→ **ENTRIES SHOWN**
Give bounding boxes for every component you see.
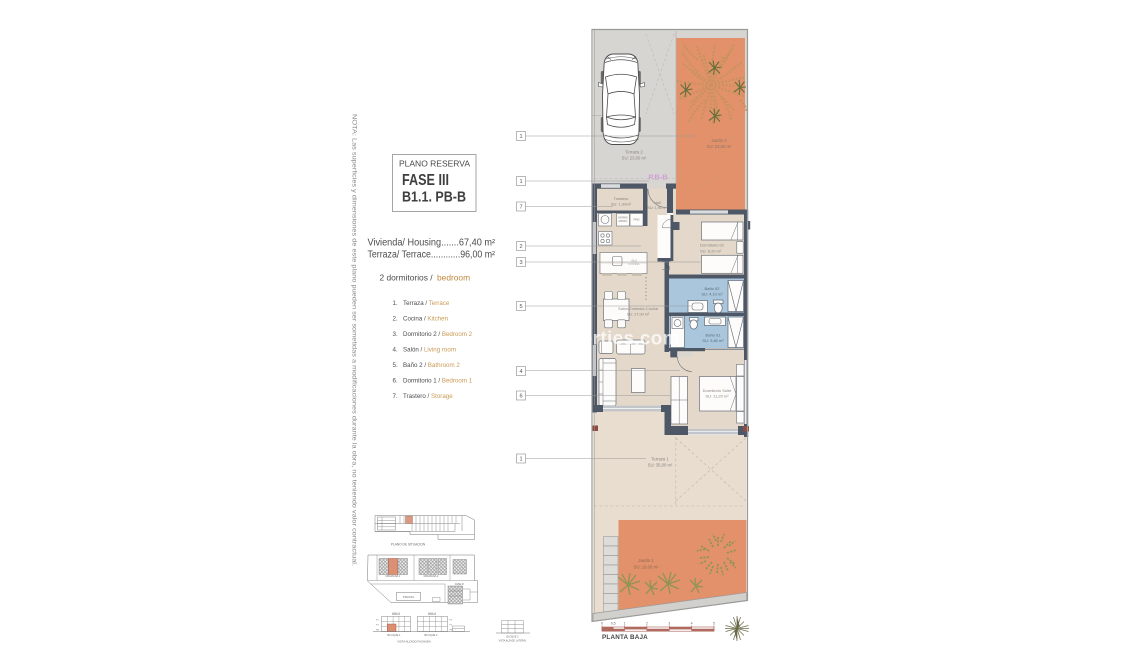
svg-text:7: 7	[519, 205, 522, 211]
svg-text:Jardín 2: Jardín 2	[711, 138, 727, 143]
svg-text:SU: 1,90 m²: SU: 1,90 m²	[647, 206, 668, 210]
svg-text:Baño 02: Baño 02	[705, 286, 721, 291]
svg-text:6.: 6.	[393, 378, 398, 385]
svg-text:MICRO: MICRO	[619, 219, 628, 223]
svg-text:SU: 11,20 m²: SU: 11,20 m²	[705, 394, 729, 399]
svg-text:PLANO RESERVA: PLANO RESERVA	[399, 159, 470, 169]
svg-text:1: 1	[624, 621, 626, 625]
svg-text:BLOQUE 3: BLOQUE 3	[507, 636, 520, 639]
svg-text:FASE III: FASE III	[455, 583, 464, 586]
svg-text:2.: 2.	[393, 316, 398, 323]
svg-text:Dormitorio 1 / Bedroom 1: Dormitorio 1 / Bedroom 1	[403, 378, 473, 385]
svg-text:2: 2	[519, 244, 522, 250]
svg-text:PLANO DE SITUACION: PLANO DE SITUACION	[391, 543, 426, 547]
svg-text:0: 0	[601, 621, 603, 625]
svg-text:Baño 01: Baño 01	[706, 333, 722, 338]
svg-text:Trastero: Trastero	[614, 196, 630, 201]
svg-text:Terraza/ Terrace............96: Terraza/ Terrace............96,00 m²	[368, 250, 496, 261]
svg-text:Terraza / Terrace: Terraza / Terrace	[403, 300, 450, 307]
svg-text:Jardín 1: Jardín 1	[638, 558, 654, 563]
svg-text:VISTA ALZADO LATERAL: VISTA ALZADO LATERAL	[499, 640, 527, 643]
svg-text:4.: 4.	[393, 347, 398, 354]
svg-text:Cocina / Kitchen: Cocina / Kitchen	[403, 316, 449, 323]
svg-text:SU: 4,10 m²: SU: 4,10 m²	[701, 292, 723, 297]
svg-text:SU: 23,00 m²: SU: 23,00 m²	[622, 156, 647, 161]
svg-text:COCINA: COCINA	[629, 262, 640, 266]
svg-text:Terraza 1: Terraza 1	[651, 457, 669, 462]
svg-text:3: 3	[519, 260, 522, 266]
svg-text:SU: 27,00 m²: SU: 27,00 m²	[627, 313, 650, 317]
svg-text:FASE III: FASE III	[392, 612, 400, 615]
svg-text:Baño 2 / Bathroom 2: Baño 2 / Bathroom 2	[403, 362, 460, 369]
svg-text:1: 1	[519, 457, 522, 463]
svg-text:0,5: 0,5	[611, 621, 616, 625]
svg-text:BLOQUE 1: BLOQUE 1	[388, 633, 402, 637]
svg-text:5: 5	[519, 304, 522, 310]
svg-text:3: 3	[668, 621, 670, 625]
svg-text:Salón / Living room: Salón / Living room	[403, 347, 456, 354]
svg-text:Vivienda/ Housing.......67,40: Vivienda/ Housing.......67,40 m²	[368, 238, 496, 249]
svg-text:SU: 1,90m²: SU: 1,90m²	[611, 202, 632, 207]
svg-text:FRIG: FRIG	[633, 218, 639, 222]
svg-text:4: 4	[519, 369, 522, 375]
svg-text:PISCINA: PISCINA	[403, 595, 414, 599]
svg-text:1: 1	[519, 179, 522, 185]
svg-text:NOTA: Las superficies y dimens: NOTA: Las superficies y dimensiones de e…	[351, 114, 357, 566]
svg-text:Dormitorio 02: Dormitorio 02	[700, 243, 725, 248]
svg-text:Dormitorio 2 / Bedroom 2: Dormitorio 2 / Bedroom 2	[403, 331, 473, 338]
svg-text:SU: 19,00 m²: SU: 19,00 m²	[634, 565, 659, 570]
svg-text:SU: 3,80 m²: SU: 3,80 m²	[702, 338, 724, 343]
svg-text:6: 6	[519, 394, 522, 400]
svg-text:FASE III: FASE III	[402, 172, 449, 189]
svg-text:SU: 23,00 m²: SU: 23,00 m²	[707, 144, 732, 149]
svg-text:3.: 3.	[393, 331, 398, 338]
svg-text:2 dormitorios /: 2 dormitorios /	[380, 273, 434, 283]
svg-text:BLOQUE 2: BLOQUE 2	[425, 633, 439, 637]
svg-text:5: 5	[713, 621, 715, 625]
svg-text:PLANTA BAJA: PLANTA BAJA	[602, 634, 648, 641]
svg-text:HORNO: HORNO	[618, 216, 628, 220]
svg-text:7.: 7.	[393, 393, 398, 400]
svg-text:MANZANA 2: MANZANA 2	[424, 574, 439, 578]
svg-text:2: 2	[646, 621, 648, 625]
svg-text:1: 1	[519, 134, 522, 140]
svg-text:4: 4	[691, 621, 693, 625]
svg-text:Dormitorio Suite: Dormitorio Suite	[703, 388, 732, 393]
svg-text:FASE III: FASE III	[428, 612, 436, 615]
svg-text:Salón-Comedor-Cocina: Salón-Comedor-Cocina	[618, 307, 659, 311]
svg-text:B1.1. PB-B: B1.1. PB-B	[402, 189, 466, 206]
svg-text:SU: 35,00 m²: SU: 35,00 m²	[648, 463, 673, 468]
svg-text:bedroom: bedroom	[437, 273, 470, 283]
svg-text:VISTA ALZADO FACHADA: VISTA ALZADO FACHADA	[397, 640, 431, 644]
svg-text:Trastero / Storage: Trastero / Storage	[403, 393, 453, 400]
svg-text:Terraza 2: Terraza 2	[625, 150, 643, 155]
svg-text:5.: 5.	[393, 362, 398, 369]
svg-text:operties.com: operties.com	[558, 329, 680, 350]
svg-text:MANZANA 1: MANZANA 1	[386, 574, 401, 578]
svg-text:SU: 8,20 m²: SU: 8,20 m²	[700, 249, 722, 254]
svg-text:1.: 1.	[393, 300, 398, 307]
svg-text:Hall: Hall	[654, 201, 661, 205]
svg-text:P.B-B: P.B-B	[648, 173, 667, 182]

→ **STATED PROBLEM**
Pull out each line of the records above that contains the word "FASE". Case counts.

→ **SOLUTION TO THIS EXERCISE**
svg-text:FASE III: FASE III	[455, 583, 464, 586]
svg-text:FASE III: FASE III	[392, 612, 400, 615]
svg-text:FASE III: FASE III	[402, 172, 449, 189]
svg-text:FASE III: FASE III	[428, 612, 436, 615]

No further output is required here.